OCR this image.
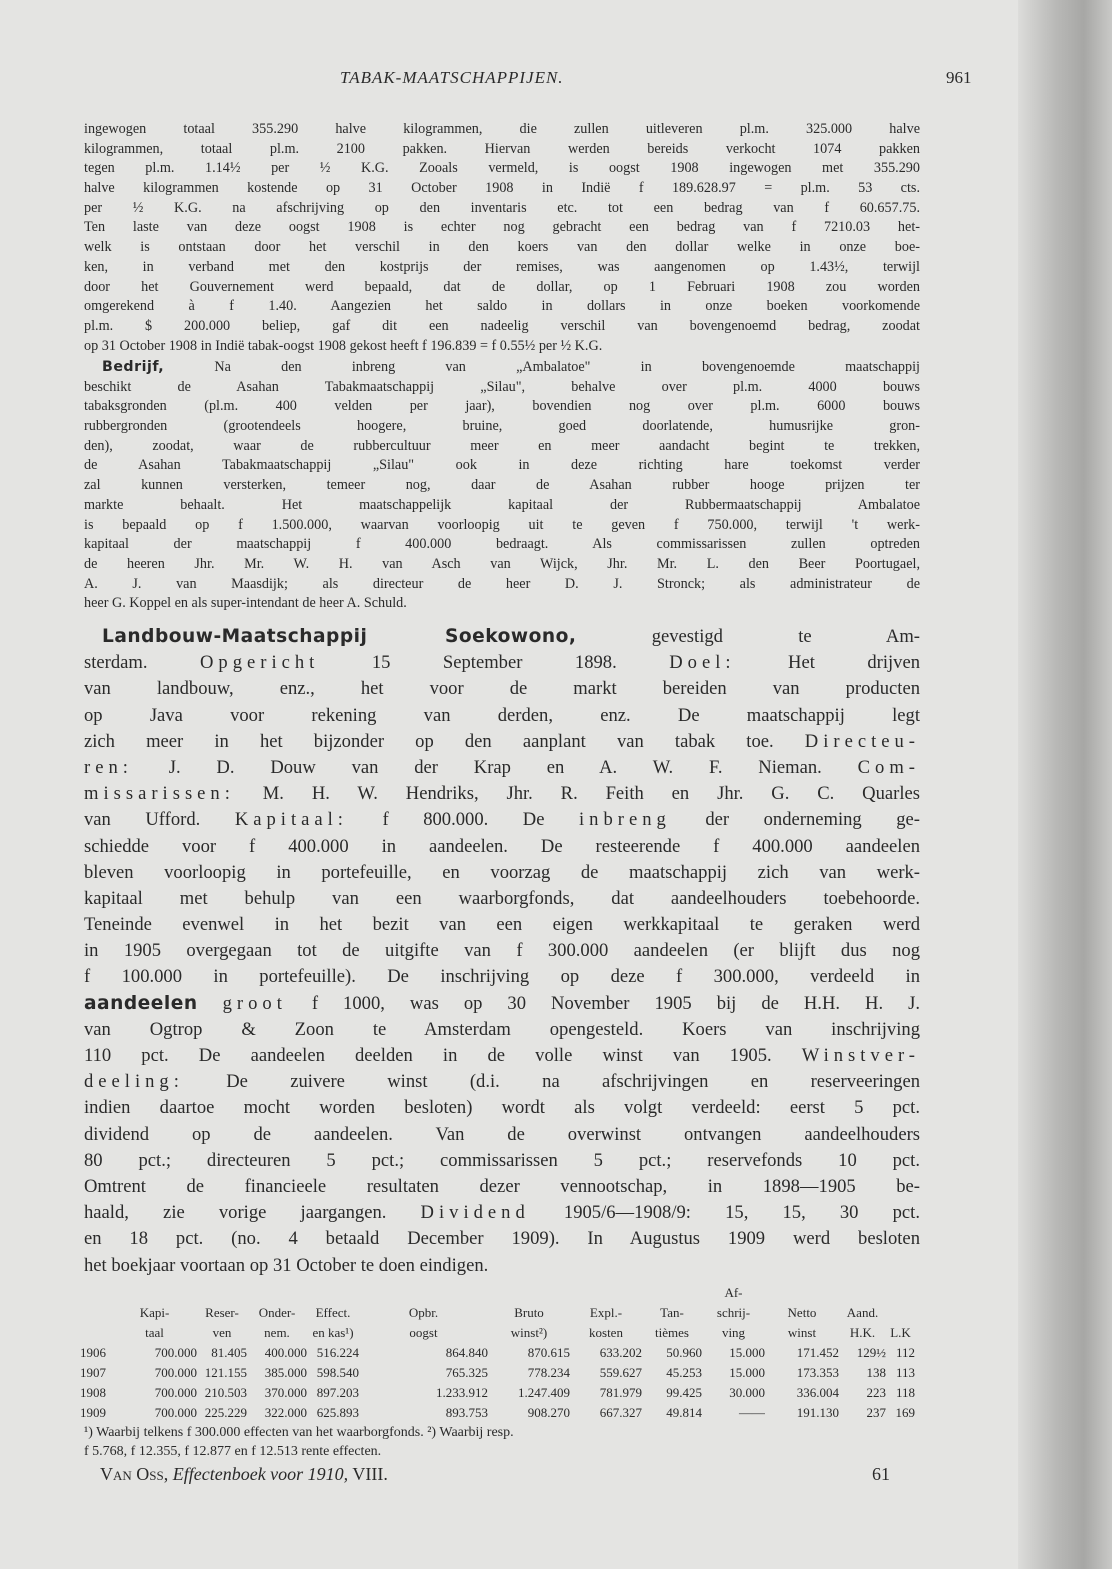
TABAK-MAATSCHAPPIJEN.	961
ingewogen totaal 355.290 halve kilogrammen, die zullen uitleveren pl.m. 325.000 halve
kilogrammen, totaal pl.m. 2100 pakken. Hiervan werden bereids verkocht 1074 pakken
tegen pl.m. 1.14½ per ½ K.G. Zooals vermeld, is oogst 1908 ingewogen met 355.290
halve kilogrammen kostende op 31 October 1908 in Indië f 189.628.97 = pl.m. 53 cts.
per ½ K.G. na afschrijving op den inventaris etc. tot een bedrag van f 60.657.75.
Ten laste van deze oogst 1908 is echter nog gebracht een bedrag van f 7210.03 het-
welk is ontstaan door het verschil in den koers van den dollar welke in onze boe-
ken, in verband met den kostprijs der remises, was aangenomen op 1.43½, terwijl
door het Gouvernement werd bepaald, dat de dollar, op 1 Februari 1908 zou worden
omgerekend à f 1.40. Aangezien het saldo in dollars in onze boeken voorkomende
pl.m. $ 200.000 beliep, gaf dit een nadeelig verschil van bovengenoemd bedrag, zoodat
op 31 October 1908 in Indië tabak-oogst 1908 gekost heeft f 196.839 = f 0.55½ per ½ K.G.
Bedrijf, Na den inbreng van „Ambalatoe" in bovengenoemde maatschappij
beschikt de Asahan Tabakmaatschappij „Silau", behalve over pl.m. 4000 bouws
tabaksgronden (pl.m. 400 velden per jaar), bovendien nog over pl.m. 6000 bouws
rubbergronden (grootendeels hoogere, bruine, goed doorlatende, humusrijke gron-
den), zoodat, waar de rubbercultuur meer en meer aandacht begint te trekken,
de Asahan Tabakmaatschappij „Silau" ook in deze richting hare toekomst verder
zal kunnen versterken, temeer nog, daar de Asahan rubber hooge prijzen ter
markte behaalt. Het maatschappelijk kapitaal der Rubbermaatschappij Ambalatoe
is bepaald op f 1.500.000, waarvan voorloopig uit te geven f 750.000, terwijl 't werk-
kapitaal der maatschappij f 400.000 bedraagt. Als commissarissen zullen optreden
de heeren Jhr. Mr. W. H. van Asch van Wijck, Jhr. Mr. L. den Beer Poortugael,
A. J. van Maasdijk; als directeur de heer D. J. Stronck; als administrateur de
heer G. Koppel en als super-intendant de heer A. Schuld.
Landbouw-Maatschappij Soekowono, gevestigd te Am-
sterdam. Opgericht 15 September 1898. Doel: Het drijven
van landbouw, enz., het voor de markt bereiden van producten
op Java voor rekening van derden, enz. De maatschappij legt
zich meer in het bijzonder op den aanplant van tabak toe. Directeu-
ren: J. D. Douw van der Krap en A. W. F. Nieman. Com-
missarissen: M. H. W. Hendriks, Jhr. R. Feith en Jhr. G. C. Quarles
van Ufford. Kapitaal: f 800.000. De inbreng der onderneming ge-
schiedde voor f 400.000 in aandeelen. De resteerende f 400.000 aandeelen
bleven voorloopig in portefeuille, en voorzag de maatschappij zich van werk-
kapitaal met behulp van een waarborgfonds, dat aandeelhouders toebehoorde.
Teneinde evenwel in het bezit van een eigen werkkapitaal te geraken werd
in 1905 overgegaan tot de uitgifte van f 300.000 aandeelen (er blijft dus nog
f 100.000 in portefeuille). De inschrijving op deze f 300.000, verdeeld in
aandeelen groot f 1000, was op 30 November 1905 bij de H.H. H. J.
van Ogtrop & Zoon te Amsterdam opengesteld. Koers van inschrijving
110 pct. De aandeelen deelden in de volle winst van 1905. Winstver-
deeling: De zuivere winst (d.i. na afschrijvingen en reserveeringen
indien daartoe mocht worden besloten) wordt als volgt verdeeld: eerst 5 pct.
dividend op de aandeelen. Van de overwinst ontvangen aandeelhouders
80 pct.; directeuren 5 pct.; commissarissen 5 pct.; reservefonds 10 pct.
Omtrent de financieele resultaten dezer vennootschap, in 1898—1905 be-
haald, zie vorige jaargangen. Dividend 1905/6—1908/9: 15, 15, 30 pct.
en 18 pct. (no. 4 betaald December 1909). In Augustus 1909 werd besloten
het boekjaar voortaan op 31 October te doen eindigen.
									Af-			
	Kapi-	Reser-	Onder-	Effect.	Opbr.	Bruto	Expl.-	Tan-	schrij-	Netto	Aand.	
	taal	ven	nem.	en kas¹)	oogst	winst²)	kosten	tièmes	ving	winst	H.K.	L.K
1906	700.000	81.405	400.000	516.224	864.840	870.615	633.202	50.960	15.000	171.452	129½	112
1907	700.000	121.155	385.000	598.540	765.325	778.234	559.627	45.253	15.000	173.353	138	113
1908	700.000	210.503	370.000	897.203	1.233.912	1.247.409	781.979	99.425	30.000	336.004	223	118
1909	700.000	225.229	322.000	625.893	893.753	908.270	667.327	49.814	——	191.130	237	169
¹) Waarbij telkens f 300.000 effecten van het waarborgfonds. ²) Waarbij resp.
f 5.768, f 12.355, f 12.877 en f 12.513 rente effecten.
Van Oss, Effectenboek voor 1910, VIII.	61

________________

▶ PROBLEM DESCRIPTION
Transcribe the listing above in full. Pictures are not part of the copy.

▶ ANSWER
OCR this image.
TABAK-MAATSCHAPPIJEN.	961
ingewogen totaal 355.290 halve kilogrammen, die zullen uitleveren pl.m. 325.000 halve
kilogrammen, totaal pl.m. 2100 pakken. Hiervan werden bereids verkocht 1074 pakken
tegen pl.m. 1.14½ per ½ K.G. Zooals vermeld, is oogst 1908 ingewogen met 355.290
halve kilogrammen kostende op 31 October 1908 in Indië f 189.628.97 = pl.m. 53 cts.
per ½ K.G. na afschrijving op den inventaris etc. tot een bedrag van f 60.657.75.
Ten laste van deze oogst 1908 is echter nog gebracht een bedrag van f 7210.03 het-
welk is ontstaan door het verschil in den koers van den dollar welke in onze boe-
ken, in verband met den kostprijs der remises, was aangenomen op 1.43½, terwijl
door het Gouvernement werd bepaald, dat de dollar, op 1 Februari 1908 zou worden
omgerekend à f 1.40. Aangezien het saldo in dollars in onze boeken voorkomende
pl.m. $ 200.000 beliep, gaf dit een nadeelig verschil van bovengenoemd bedrag, zoodat
op 31 October 1908 in Indië tabak-oogst 1908 gekost heeft f 196.839 = f 0.55½ per ½ K.G.
Bedrijf, Na den inbreng van „Ambalatoe" in bovengenoemde maatschappij
beschikt de Asahan Tabakmaatschappij „Silau", behalve over pl.m. 4000 bouws
tabaksgronden (pl.m. 400 velden per jaar), bovendien nog over pl.m. 6000 bouws
rubbergronden (grootendeels hoogere, bruine, goed doorlatende, humusrijke gron-
den), zoodat, waar de rubbercultuur meer en meer aandacht begint te trekken,
de Asahan Tabakmaatschappij „Silau" ook in deze richting hare toekomst verder
zal kunnen versterken, temeer nog, daar de Asahan rubber hooge prijzen ter
markte behaalt. Het maatschappelijk kapitaal der Rubbermaatschappij Ambalatoe
is bepaald op f 1.500.000, waarvan voorloopig uit te geven f 750.000, terwijl 't werk-
kapitaal der maatschappij f 400.000 bedraagt. Als commissarissen zullen optreden
de heeren Jhr. Mr. W. H. van Asch van Wijck, Jhr. Mr. L. den Beer Poortugael,
A. J. van Maasdijk; als directeur de heer D. J. Stronck; als administrateur de
heer G. Koppel en als super-intendant de heer A. Schuld.
Landbouw-Maatschappij Soekowono, gevestigd te Am-
sterdam. Opgericht 15 September 1898. Doel: Het drijven
van landbouw, enz., het voor de markt bereiden van producten
op Java voor rekening van derden, enz. De maatschappij legt
zich meer in het bijzonder op den aanplant van tabak toe. Directeu-
ren: J. D. Douw van der Krap en A. W. F. Nieman. Com-
missarissen: M. H. W. Hendriks, Jhr. R. Feith en Jhr. G. C. Quarles
van Ufford. Kapitaal: f 800.000. De inbreng der onderneming ge-
schiedde voor f 400.000 in aandeelen. De resteerende f 400.000 aandeelen
bleven voorloopig in portefeuille, en voorzag de maatschappij zich van werk-
kapitaal met behulp van een waarborgfonds, dat aandeelhouders toebehoorde.
Teneinde evenwel in het bezit van een eigen werkkapitaal te geraken werd
in 1905 overgegaan tot de uitgifte van f 300.000 aandeelen (er blijft dus nog
f 100.000 in portefeuille). De inschrijving op deze f 300.000, verdeeld in
aandeelen groot f 1000, was op 30 November 1905 bij de H.H. H. J.
van Ogtrop & Zoon te Amsterdam opengesteld. Koers van inschrijving
110 pct. De aandeelen deelden in de volle winst van 1905. Winstver-
deeling: De zuivere winst (d.i. na afschrijvingen en reserveeringen
indien daartoe mocht worden besloten) wordt als volgt verdeeld: eerst 5 pct.
dividend op de aandeelen. Van de overwinst ontvangen aandeelhouders
80 pct.; directeuren 5 pct.; commissarissen 5 pct.; reservefonds 10 pct.
Omtrent de financieele resultaten dezer vennootschap, in 1898—1905 be-
haald, zie vorige jaargangen. Dividend 1905/6—1908/9: 15, 15, 30 pct.
en 18 pct. (no. 4 betaald December 1909). In Augustus 1909 werd besloten
het boekjaar voortaan op 31 October te doen eindigen.
									Af-			
	Kapi-	Reser-	Onder-	Effect.	Opbr.	Bruto	Expl.-	Tan-	schrij-	Netto	Aand.	
	taal	ven	nem.	en kas¹)	oogst	winst²)	kosten	tièmes	ving	winst	H.K.	L.K
1906	700.000	81.405	400.000	516.224	864.840	870.615	633.202	50.960	15.000	171.452	129½	112
1907	700.000	121.155	385.000	598.540	765.325	778.234	559.627	45.253	15.000	173.353	138	113
1908	700.000	210.503	370.000	897.203	1.233.912	1.247.409	781.979	99.425	30.000	336.004	223	118
1909	700.000	225.229	322.000	625.893	893.753	908.270	667.327	49.814	——	191.130	237	169
¹) Waarbij telkens f 300.000 effecten van het waarborgfonds. ²) Waarbij resp.
f 5.768, f 12.355, f 12.877 en f 12.513 rente effecten.
Van Oss, Effectenboek voor 1910, VIII.	61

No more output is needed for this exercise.